Stored records =
>> Start

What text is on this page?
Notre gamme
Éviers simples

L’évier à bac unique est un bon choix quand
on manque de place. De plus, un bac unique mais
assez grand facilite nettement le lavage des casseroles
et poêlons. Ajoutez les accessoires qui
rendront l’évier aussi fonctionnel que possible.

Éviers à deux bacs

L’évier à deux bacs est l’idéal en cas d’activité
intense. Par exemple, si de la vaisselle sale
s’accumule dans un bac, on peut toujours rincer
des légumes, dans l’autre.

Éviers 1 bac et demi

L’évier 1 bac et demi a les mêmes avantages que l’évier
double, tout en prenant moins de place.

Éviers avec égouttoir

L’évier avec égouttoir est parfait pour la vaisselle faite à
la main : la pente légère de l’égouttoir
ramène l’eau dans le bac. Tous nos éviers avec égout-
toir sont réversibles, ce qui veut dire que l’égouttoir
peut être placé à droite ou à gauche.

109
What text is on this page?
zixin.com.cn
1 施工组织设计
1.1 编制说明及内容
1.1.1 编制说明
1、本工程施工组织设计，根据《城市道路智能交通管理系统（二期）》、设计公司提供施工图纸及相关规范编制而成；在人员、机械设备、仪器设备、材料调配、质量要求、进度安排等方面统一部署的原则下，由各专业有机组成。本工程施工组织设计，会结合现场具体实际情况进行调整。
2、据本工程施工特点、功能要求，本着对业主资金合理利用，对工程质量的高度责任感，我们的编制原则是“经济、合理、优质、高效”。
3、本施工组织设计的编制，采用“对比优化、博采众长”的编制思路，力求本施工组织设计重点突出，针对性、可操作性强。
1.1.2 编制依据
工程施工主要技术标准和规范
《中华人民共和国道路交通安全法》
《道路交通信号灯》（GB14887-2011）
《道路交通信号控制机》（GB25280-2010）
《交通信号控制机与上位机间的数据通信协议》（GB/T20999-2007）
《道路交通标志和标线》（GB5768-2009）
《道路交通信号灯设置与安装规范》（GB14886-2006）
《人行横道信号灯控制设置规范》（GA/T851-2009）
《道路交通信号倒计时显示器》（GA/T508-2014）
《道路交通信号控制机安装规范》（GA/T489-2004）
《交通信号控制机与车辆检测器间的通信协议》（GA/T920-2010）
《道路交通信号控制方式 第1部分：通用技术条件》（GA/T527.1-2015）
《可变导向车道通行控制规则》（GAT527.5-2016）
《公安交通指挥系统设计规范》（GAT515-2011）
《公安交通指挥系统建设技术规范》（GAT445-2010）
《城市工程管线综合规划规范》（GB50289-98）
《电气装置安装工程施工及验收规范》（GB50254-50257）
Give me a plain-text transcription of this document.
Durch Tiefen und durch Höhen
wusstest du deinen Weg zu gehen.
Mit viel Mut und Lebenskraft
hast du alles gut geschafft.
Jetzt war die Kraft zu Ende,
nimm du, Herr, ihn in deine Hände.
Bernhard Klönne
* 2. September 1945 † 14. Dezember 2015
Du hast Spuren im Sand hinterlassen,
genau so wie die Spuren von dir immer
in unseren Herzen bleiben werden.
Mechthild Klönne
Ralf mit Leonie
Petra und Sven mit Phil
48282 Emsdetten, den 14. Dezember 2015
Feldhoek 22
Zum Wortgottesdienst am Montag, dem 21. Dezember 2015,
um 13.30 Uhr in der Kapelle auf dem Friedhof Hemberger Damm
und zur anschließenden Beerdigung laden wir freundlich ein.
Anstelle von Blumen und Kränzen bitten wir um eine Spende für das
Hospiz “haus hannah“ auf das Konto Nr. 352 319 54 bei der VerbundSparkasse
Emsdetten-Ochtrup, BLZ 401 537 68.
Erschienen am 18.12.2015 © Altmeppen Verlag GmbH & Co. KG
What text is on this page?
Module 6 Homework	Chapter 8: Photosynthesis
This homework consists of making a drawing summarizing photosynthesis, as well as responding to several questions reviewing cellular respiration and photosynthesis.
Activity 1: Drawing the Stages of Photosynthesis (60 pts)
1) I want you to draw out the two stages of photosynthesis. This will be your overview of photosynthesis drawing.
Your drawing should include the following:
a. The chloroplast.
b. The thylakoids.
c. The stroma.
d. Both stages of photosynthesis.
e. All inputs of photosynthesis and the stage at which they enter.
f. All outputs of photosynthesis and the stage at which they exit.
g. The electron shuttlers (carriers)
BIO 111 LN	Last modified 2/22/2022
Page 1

>> End

THE REQUEST =
Find out how many lines in the listing contain the string "they". Give the number alone.

TASK RESULT =
2